Lift out all lines below that contain "Migration".
-- BEGIN Supplied information --
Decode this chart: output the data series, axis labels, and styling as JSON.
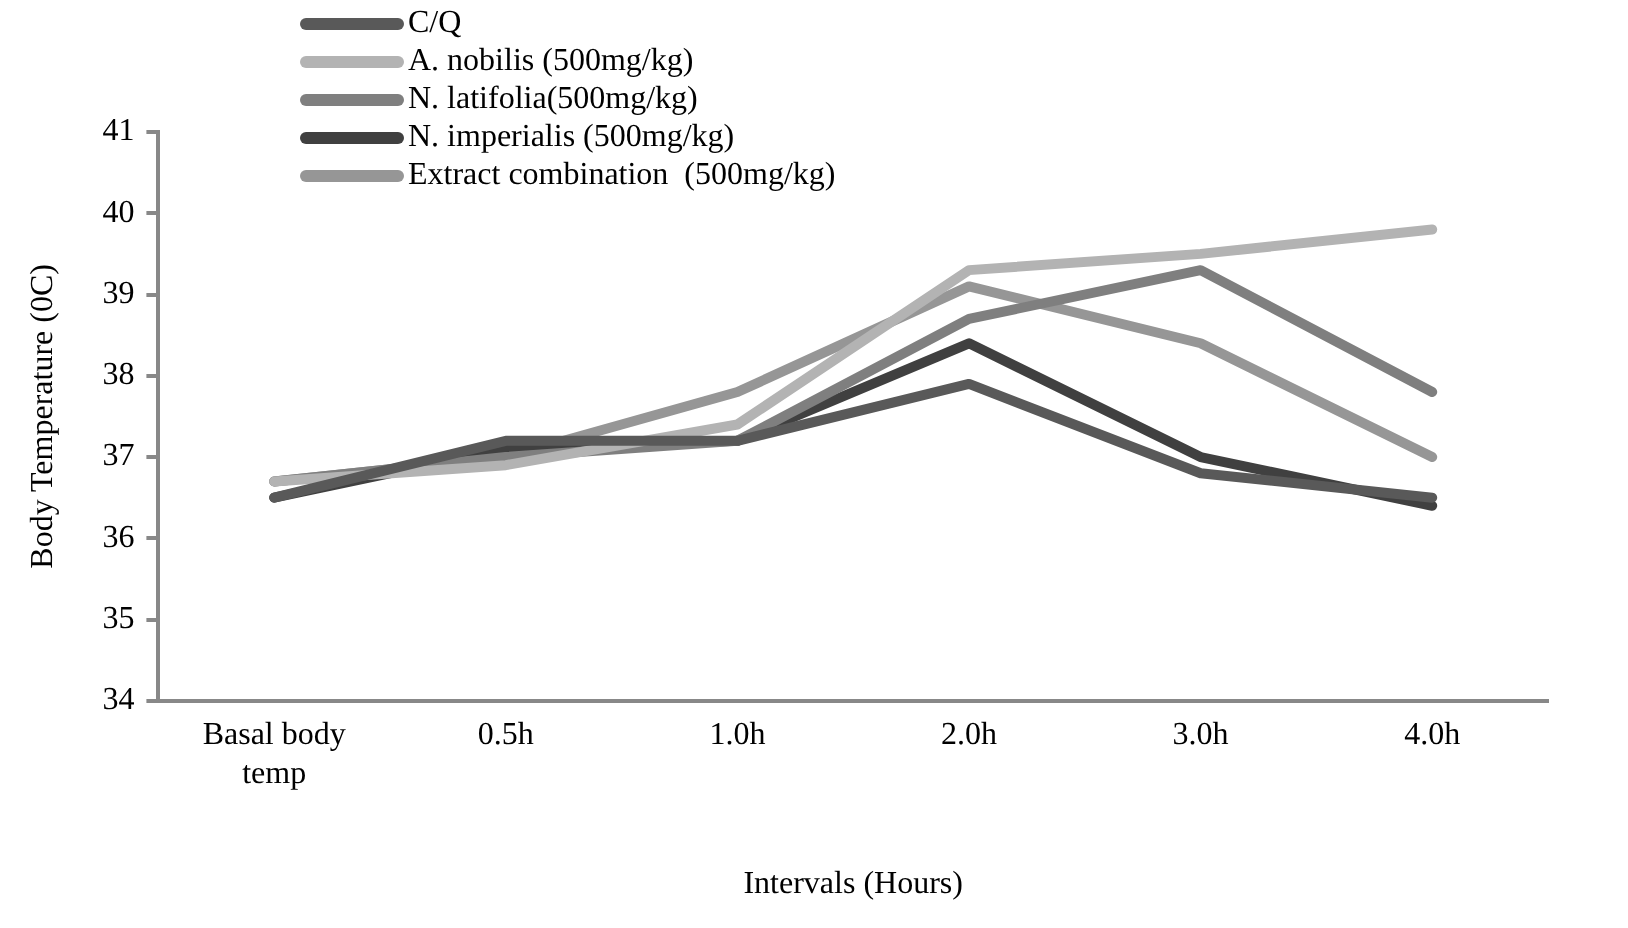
{
  "chart_data": {
    "type": "line",
    "xlabel": "Intervals (Hours)",
    "ylabel": "Body Temperature (0C)",
    "categories": [
      "Basal body temp",
      "0.5h",
      "1.0h",
      "2.0h",
      "3.0h",
      "4.0h"
    ],
    "series": [
      {
        "name": "C/Q",
        "color": "#595959",
        "values": [
          36.5,
          37.2,
          37.2,
          37.9,
          36.8,
          36.5
        ]
      },
      {
        "name": "A. nobilis (500mg/kg)",
        "color": "#b3b3b3",
        "values": [
          36.7,
          36.9,
          37.4,
          39.3,
          39.5,
          39.8
        ]
      },
      {
        "name": "N. latifolia(500mg/kg)",
        "color": "#7f7f7f",
        "values": [
          36.7,
          37.0,
          37.2,
          38.7,
          39.3,
          37.8
        ]
      },
      {
        "name": "N. imperialis (500mg/kg)",
        "color": "#404040",
        "values": [
          36.5,
          37.1,
          37.2,
          38.4,
          37.0,
          36.4
        ]
      },
      {
        "name": "Extract combination  (500mg/kg)",
        "color": "#969696",
        "values": [
          36.7,
          37.0,
          37.8,
          39.1,
          38.4,
          37.0
        ]
      }
    ],
    "ylim": [
      34,
      41
    ],
    "yticks": [
      34,
      35,
      36,
      37,
      38,
      39,
      40,
      41
    ],
    "grid": false,
    "legend": "top left",
    "marker": "none",
    "line_style": "solid"
  }
}
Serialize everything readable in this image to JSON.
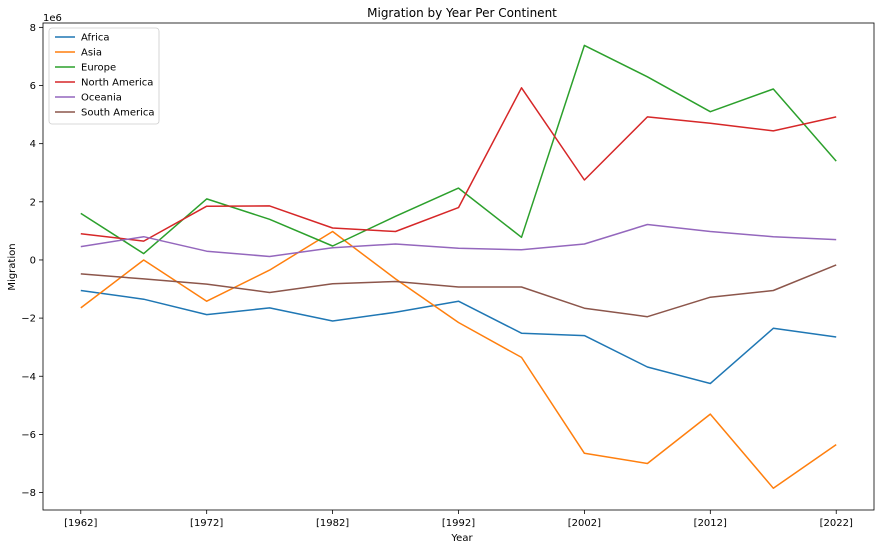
{
  "chart_data": {
    "type": "line",
    "title": "Migration by Year Per Continent",
    "xlabel": "Year",
    "ylabel": "Migration",
    "y_offset_label": "1e6",
    "x": [
      1962,
      1967,
      1972,
      1977,
      1982,
      1987,
      1992,
      1997,
      2002,
      2007,
      2012,
      2017,
      2022
    ],
    "x_tick_values": [
      1962,
      1972,
      1982,
      1992,
      2002,
      2012,
      2022
    ],
    "x_tick_labels": [
      "[1962]",
      "[1972]",
      "[1982]",
      "[1992]",
      "[2002]",
      "[2012]",
      "[2022]"
    ],
    "y_tick_values": [
      -8,
      -6,
      -4,
      -2,
      0,
      2,
      4,
      6,
      8
    ],
    "y_tick_labels": [
      "−8",
      "−6",
      "−4",
      "−2",
      "0",
      "2",
      "4",
      "6",
      "8"
    ],
    "xlim": [
      1959,
      2025
    ],
    "ylim": [
      -8.6,
      8.15
    ],
    "grid": false,
    "legend_position": "top-left",
    "series": [
      {
        "name": "Africa",
        "color": "#1f77b4",
        "values": [
          -1.05,
          -1.35,
          -1.88,
          -1.65,
          -2.1,
          -1.8,
          -1.42,
          -2.52,
          -2.6,
          -3.68,
          -4.25,
          -2.35,
          -2.65
        ]
      },
      {
        "name": "Asia",
        "color": "#ff7f0e",
        "values": [
          -1.65,
          0.0,
          -1.42,
          -0.35,
          0.98,
          -0.65,
          -2.15,
          -3.35,
          -6.65,
          -7.0,
          -5.3,
          -7.85,
          -6.35
        ]
      },
      {
        "name": "Europe",
        "color": "#2ca02c",
        "values": [
          1.6,
          0.22,
          2.1,
          1.4,
          0.48,
          1.5,
          2.47,
          0.78,
          7.38,
          6.3,
          5.1,
          5.88,
          3.4
        ]
      },
      {
        "name": "North America",
        "color": "#d62728",
        "values": [
          0.9,
          0.65,
          1.85,
          1.86,
          1.1,
          0.98,
          1.8,
          5.92,
          2.75,
          4.92,
          4.7,
          4.44,
          4.92
        ]
      },
      {
        "name": "Oceania",
        "color": "#9467bd",
        "values": [
          0.46,
          0.8,
          0.3,
          0.12,
          0.42,
          0.55,
          0.4,
          0.35,
          0.55,
          1.22,
          0.98,
          0.8,
          0.7
        ]
      },
      {
        "name": "South America",
        "color": "#8c564b",
        "values": [
          -0.48,
          -0.65,
          -0.83,
          -1.12,
          -0.82,
          -0.74,
          -0.93,
          -0.93,
          -1.66,
          -1.95,
          -1.28,
          -1.05,
          -0.17
        ]
      }
    ]
  }
}
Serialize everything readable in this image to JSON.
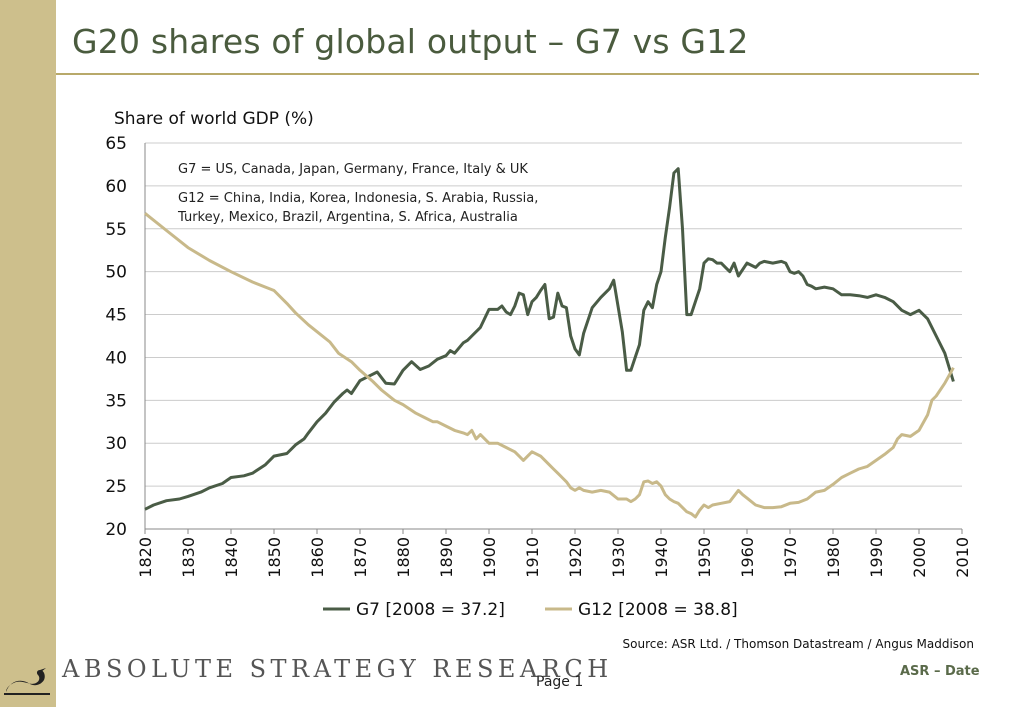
{
  "slide": {
    "title": "G20 shares of global output – G7 vs G12",
    "page_label": "Page 1",
    "brand": "ABSOLUTE STRATEGY RESEARCH",
    "date_label": "ASR – Date",
    "source": "Source: ASR Ltd. / Thomson Datastream / Angus Maddison"
  },
  "colors": {
    "sidebar": "#cdbf8c",
    "title": "#4a5b3e",
    "g7_line": "#4a5c46",
    "g12_line": "#c8b98a",
    "grid": "#cccccc"
  },
  "chart_data": {
    "type": "line",
    "title": "",
    "ylabel": "Share of world GDP (%)",
    "xlabel": "",
    "xlim": [
      1820,
      2010
    ],
    "ylim": [
      20,
      65
    ],
    "grid": true,
    "legend_position": "bottom",
    "xticks": [
      1820,
      1830,
      1840,
      1850,
      1860,
      1870,
      1880,
      1890,
      1900,
      1910,
      1920,
      1930,
      1940,
      1950,
      1960,
      1970,
      1980,
      1990,
      2000,
      2010
    ],
    "yticks": [
      20,
      25,
      30,
      35,
      40,
      45,
      50,
      55,
      60,
      65
    ],
    "annotations": [
      "G7 = US, Canada, Japan, Germany, France, Italy & UK",
      "G12 = China, India, Korea, Indonesia, S. Arabia, Russia,",
      "Turkey, Mexico, Brazil, Argentina, S. Africa, Australia"
    ],
    "series": [
      {
        "name": "G7 [2008 = 37.2]",
        "x": [
          1820,
          1822,
          1825,
          1828,
          1830,
          1833,
          1835,
          1838,
          1840,
          1843,
          1845,
          1848,
          1850,
          1853,
          1855,
          1857,
          1858,
          1860,
          1862,
          1864,
          1866,
          1867,
          1868,
          1870,
          1872,
          1874,
          1876,
          1878,
          1880,
          1882,
          1884,
          1886,
          1888,
          1890,
          1891,
          1892,
          1894,
          1895,
          1896,
          1898,
          1900,
          1902,
          1903,
          1904,
          1905,
          1906,
          1907,
          1908,
          1909,
          1910,
          1911,
          1912,
          1913,
          1914,
          1915,
          1916,
          1917,
          1918,
          1919,
          1920,
          1921,
          1922,
          1924,
          1926,
          1928,
          1929,
          1930,
          1931,
          1932,
          1933,
          1934,
          1935,
          1936,
          1937,
          1938,
          1939,
          1940,
          1941,
          1942,
          1943,
          1944,
          1945,
          1946,
          1947,
          1948,
          1949,
          1950,
          1951,
          1952,
          1953,
          1954,
          1955,
          1956,
          1957,
          1958,
          1960,
          1962,
          1963,
          1964,
          1966,
          1968,
          1969,
          1970,
          1971,
          1972,
          1973,
          1974,
          1975,
          1976,
          1978,
          1980,
          1982,
          1984,
          1986,
          1988,
          1990,
          1992,
          1994,
          1996,
          1998,
          2000,
          2002,
          2004,
          2006,
          2008
        ],
        "values": [
          22.3,
          22.8,
          23.3,
          23.5,
          23.8,
          24.3,
          24.8,
          25.3,
          26.0,
          26.2,
          26.5,
          27.5,
          28.5,
          28.8,
          29.8,
          30.5,
          31.2,
          32.5,
          33.5,
          34.8,
          35.8,
          36.2,
          35.8,
          37.3,
          37.8,
          38.3,
          37.0,
          36.9,
          38.5,
          39.5,
          38.6,
          39.0,
          39.8,
          40.2,
          40.8,
          40.5,
          41.7,
          42.0,
          42.5,
          43.5,
          45.6,
          45.6,
          46.0,
          45.3,
          45.0,
          46.0,
          47.5,
          47.3,
          45.0,
          46.5,
          47.0,
          47.8,
          48.5,
          44.5,
          44.7,
          47.5,
          46.0,
          45.8,
          42.5,
          41.0,
          40.3,
          42.8,
          45.8,
          47.0,
          48.0,
          49.0,
          46.0,
          43.0,
          38.5,
          38.5,
          40.0,
          41.5,
          45.5,
          46.5,
          45.8,
          48.5,
          50.0,
          54.0,
          57.5,
          61.5,
          62.0,
          55.0,
          45.0,
          45.0,
          46.5,
          48.0,
          51.0,
          51.5,
          51.4,
          51.0,
          51.0,
          50.5,
          50.0,
          51.0,
          49.5,
          51.0,
          50.5,
          51.0,
          51.2,
          51.0,
          51.2,
          51.0,
          50.0,
          49.8,
          50.0,
          49.5,
          48.5,
          48.3,
          48.0,
          48.2,
          48.0,
          47.3,
          47.3,
          47.2,
          47.0,
          47.3,
          47.0,
          46.5,
          45.5,
          45.0,
          45.5,
          44.5,
          42.5,
          40.5,
          37.2
        ]
      },
      {
        "name": "G12 [2008 = 38.8]",
        "x": [
          1820,
          1825,
          1830,
          1835,
          1840,
          1845,
          1850,
          1853,
          1855,
          1858,
          1860,
          1863,
          1865,
          1868,
          1870,
          1873,
          1875,
          1878,
          1880,
          1883,
          1885,
          1887,
          1888,
          1890,
          1892,
          1894,
          1895,
          1896,
          1897,
          1898,
          1900,
          1902,
          1904,
          1906,
          1907,
          1908,
          1909,
          1910,
          1912,
          1914,
          1915,
          1916,
          1917,
          1918,
          1919,
          1920,
          1921,
          1922,
          1924,
          1926,
          1928,
          1930,
          1932,
          1933,
          1934,
          1935,
          1936,
          1937,
          1938,
          1939,
          1940,
          1941,
          1942,
          1943,
          1944,
          1945,
          1946,
          1947,
          1948,
          1949,
          1950,
          1951,
          1952,
          1954,
          1956,
          1958,
          1959,
          1960,
          1962,
          1964,
          1966,
          1968,
          1970,
          1972,
          1974,
          1976,
          1978,
          1980,
          1982,
          1984,
          1986,
          1988,
          1990,
          1992,
          1994,
          1995,
          1996,
          1998,
          2000,
          2002,
          2003,
          2004,
          2006,
          2008
        ],
        "values": [
          56.8,
          54.8,
          52.8,
          51.3,
          50.0,
          48.8,
          47.8,
          46.3,
          45.2,
          43.8,
          43.0,
          41.8,
          40.5,
          39.5,
          38.5,
          37.2,
          36.2,
          35.0,
          34.5,
          33.5,
          33.0,
          32.5,
          32.5,
          32.0,
          31.5,
          31.2,
          31.0,
          31.5,
          30.5,
          31.0,
          30.0,
          30.0,
          29.5,
          29.0,
          28.5,
          28.0,
          28.5,
          29.0,
          28.5,
          27.5,
          27.0,
          26.5,
          26.0,
          25.5,
          24.8,
          24.5,
          24.8,
          24.5,
          24.3,
          24.5,
          24.3,
          23.5,
          23.5,
          23.2,
          23.5,
          24.0,
          25.5,
          25.6,
          25.3,
          25.5,
          25.0,
          24.0,
          23.5,
          23.2,
          23.0,
          22.5,
          22.0,
          21.8,
          21.4,
          22.2,
          22.8,
          22.5,
          22.8,
          23.0,
          23.2,
          24.5,
          24.0,
          23.6,
          22.8,
          22.5,
          22.5,
          22.6,
          23.0,
          23.1,
          23.5,
          24.3,
          24.5,
          25.2,
          26.0,
          26.5,
          27.0,
          27.3,
          28.0,
          28.7,
          29.5,
          30.5,
          31.0,
          30.8,
          31.5,
          33.3,
          35.0,
          35.5,
          37.0,
          38.8
        ]
      }
    ]
  }
}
-- END Supplied information --
- **Finished task**
    "title": "Migration by Year Per Continent",
    "ylabel": "Migration",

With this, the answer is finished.